─── Fragmento del documento

Estas vacaciones no comparto mis fotos con nadie

(Este post lo escribí en Semana Santa y no llegué a publicarlo. Creo que ahora es el momento perfecto para retomarlo)

Estas vacaciones no comparto mis fotos con nadie. Al menos no en las redes sociales. Entro en Facebook o en Instagram y recibo tal aluvión de información personal, que a veces me abruma. Playas, montañas, menores, mayores, besos, abrazos, saltos, poses, paisajes, sonrisas… todo retratado, todo compartido.

Intento no juzgarlo, y parar a reflexionar sobre esto.

Yo también suelo colgar alguna foto de las vacaciones, un paisaje bonito, una foto que refleje algo del viaje. Sin embargo, me empieza a disgustar que esto sea la costumbre en vez de la excepción. ¿Dónde queda mi intimidad?! ¿Dónde queda mi privacidad? Esos momentos que son sólo nuestros y que son bonitos por ello.

──────
─── Extracto de datos

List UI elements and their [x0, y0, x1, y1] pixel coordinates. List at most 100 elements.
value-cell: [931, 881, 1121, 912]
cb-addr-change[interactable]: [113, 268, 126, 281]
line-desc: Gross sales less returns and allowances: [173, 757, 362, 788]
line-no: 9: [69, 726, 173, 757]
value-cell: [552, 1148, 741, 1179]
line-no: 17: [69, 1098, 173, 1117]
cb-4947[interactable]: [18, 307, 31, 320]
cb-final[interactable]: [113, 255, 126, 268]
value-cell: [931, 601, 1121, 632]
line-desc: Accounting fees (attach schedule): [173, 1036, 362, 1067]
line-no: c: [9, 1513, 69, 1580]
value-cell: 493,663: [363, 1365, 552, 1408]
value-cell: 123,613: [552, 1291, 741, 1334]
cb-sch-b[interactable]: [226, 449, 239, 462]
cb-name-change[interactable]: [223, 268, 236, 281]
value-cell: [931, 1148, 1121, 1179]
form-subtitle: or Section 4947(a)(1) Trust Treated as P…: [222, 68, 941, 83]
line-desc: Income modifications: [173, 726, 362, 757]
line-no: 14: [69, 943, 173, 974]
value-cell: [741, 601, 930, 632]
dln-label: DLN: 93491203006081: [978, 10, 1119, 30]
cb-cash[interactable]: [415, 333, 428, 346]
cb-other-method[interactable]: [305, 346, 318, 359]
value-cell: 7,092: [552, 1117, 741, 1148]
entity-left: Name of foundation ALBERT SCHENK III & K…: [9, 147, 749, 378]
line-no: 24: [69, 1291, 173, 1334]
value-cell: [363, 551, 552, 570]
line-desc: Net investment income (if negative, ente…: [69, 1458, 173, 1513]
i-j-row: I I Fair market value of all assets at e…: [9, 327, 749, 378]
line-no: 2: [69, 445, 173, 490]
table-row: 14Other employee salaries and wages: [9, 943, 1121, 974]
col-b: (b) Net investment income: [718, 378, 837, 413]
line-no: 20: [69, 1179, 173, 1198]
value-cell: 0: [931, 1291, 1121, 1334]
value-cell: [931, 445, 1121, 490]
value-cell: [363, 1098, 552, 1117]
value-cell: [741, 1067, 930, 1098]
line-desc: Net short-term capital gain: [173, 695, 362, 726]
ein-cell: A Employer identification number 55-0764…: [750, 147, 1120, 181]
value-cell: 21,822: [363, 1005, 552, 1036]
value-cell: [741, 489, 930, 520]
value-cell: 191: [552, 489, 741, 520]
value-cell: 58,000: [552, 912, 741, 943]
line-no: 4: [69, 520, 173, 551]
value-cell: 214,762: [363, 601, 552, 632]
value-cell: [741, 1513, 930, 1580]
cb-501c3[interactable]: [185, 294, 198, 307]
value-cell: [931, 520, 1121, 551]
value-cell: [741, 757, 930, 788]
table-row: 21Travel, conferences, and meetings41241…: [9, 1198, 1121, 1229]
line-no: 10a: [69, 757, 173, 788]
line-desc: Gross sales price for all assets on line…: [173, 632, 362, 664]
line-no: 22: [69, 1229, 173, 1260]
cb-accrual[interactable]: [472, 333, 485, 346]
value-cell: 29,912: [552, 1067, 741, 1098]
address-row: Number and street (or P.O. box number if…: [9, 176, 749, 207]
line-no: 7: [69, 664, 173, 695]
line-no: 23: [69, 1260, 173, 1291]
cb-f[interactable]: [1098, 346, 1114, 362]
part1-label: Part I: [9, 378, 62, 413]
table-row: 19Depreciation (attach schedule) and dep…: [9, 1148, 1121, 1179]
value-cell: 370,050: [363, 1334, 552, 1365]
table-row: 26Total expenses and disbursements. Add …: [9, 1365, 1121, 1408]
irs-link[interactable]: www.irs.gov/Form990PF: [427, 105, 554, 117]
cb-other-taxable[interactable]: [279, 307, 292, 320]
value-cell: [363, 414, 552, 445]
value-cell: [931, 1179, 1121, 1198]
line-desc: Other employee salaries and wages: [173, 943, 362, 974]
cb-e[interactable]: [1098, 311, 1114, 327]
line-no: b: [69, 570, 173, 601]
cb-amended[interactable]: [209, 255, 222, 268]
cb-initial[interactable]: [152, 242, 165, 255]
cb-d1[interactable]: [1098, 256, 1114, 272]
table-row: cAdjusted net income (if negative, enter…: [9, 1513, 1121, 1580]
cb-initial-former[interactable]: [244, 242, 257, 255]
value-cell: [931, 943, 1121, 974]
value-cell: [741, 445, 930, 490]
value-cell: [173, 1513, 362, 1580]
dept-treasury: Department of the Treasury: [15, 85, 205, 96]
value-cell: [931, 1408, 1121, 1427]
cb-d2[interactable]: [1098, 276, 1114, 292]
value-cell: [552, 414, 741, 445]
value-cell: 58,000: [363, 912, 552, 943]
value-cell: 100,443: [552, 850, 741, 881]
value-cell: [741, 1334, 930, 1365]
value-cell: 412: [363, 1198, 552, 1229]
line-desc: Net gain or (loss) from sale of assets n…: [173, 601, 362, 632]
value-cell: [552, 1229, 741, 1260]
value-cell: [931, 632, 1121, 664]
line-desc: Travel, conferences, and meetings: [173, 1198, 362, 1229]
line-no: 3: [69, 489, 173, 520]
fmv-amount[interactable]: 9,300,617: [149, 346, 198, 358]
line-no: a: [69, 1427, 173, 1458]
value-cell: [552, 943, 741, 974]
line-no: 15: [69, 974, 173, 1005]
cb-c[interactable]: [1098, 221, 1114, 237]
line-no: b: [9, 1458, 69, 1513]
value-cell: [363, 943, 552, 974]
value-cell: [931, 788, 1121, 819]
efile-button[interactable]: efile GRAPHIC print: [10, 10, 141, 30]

──────

▶ Tarea 1:
Responde a estas preguntas según el fragmento del documento:
(a) ¿En qué época se escribió la entrada?
(b) ¿En qué redes sociales entra quien escribe?
(c) ¿Qué empieza a disgustar a quien escribe?
▶ Tarea 2:
Indica si cada afirmación coincide con el fragmento del documento. Responde sí o no y cita entre comillas las palabras que lo deciden.
(a) La entrada se publicó en Semana Santa.
(b) Quien escribe nunca cuelga fotos de sus vacaciones.
(c) Quien escribe intenta no juzgar lo que ve en las redes sociales.

▶ Respuesta 1:
(a) En Semana Santa.
(b) En Facebook y en Instagram.
(c) Que colgar fotos de las vacaciones sea la costumbre en vez de la excepción.

▶ Respuesta 2:
(a) No: «no llegué a publicarlo»
(b) No: «Yo también suelo colgar alguna foto de las vacaciones»
(c) Sí: «Intento no juzgarlo»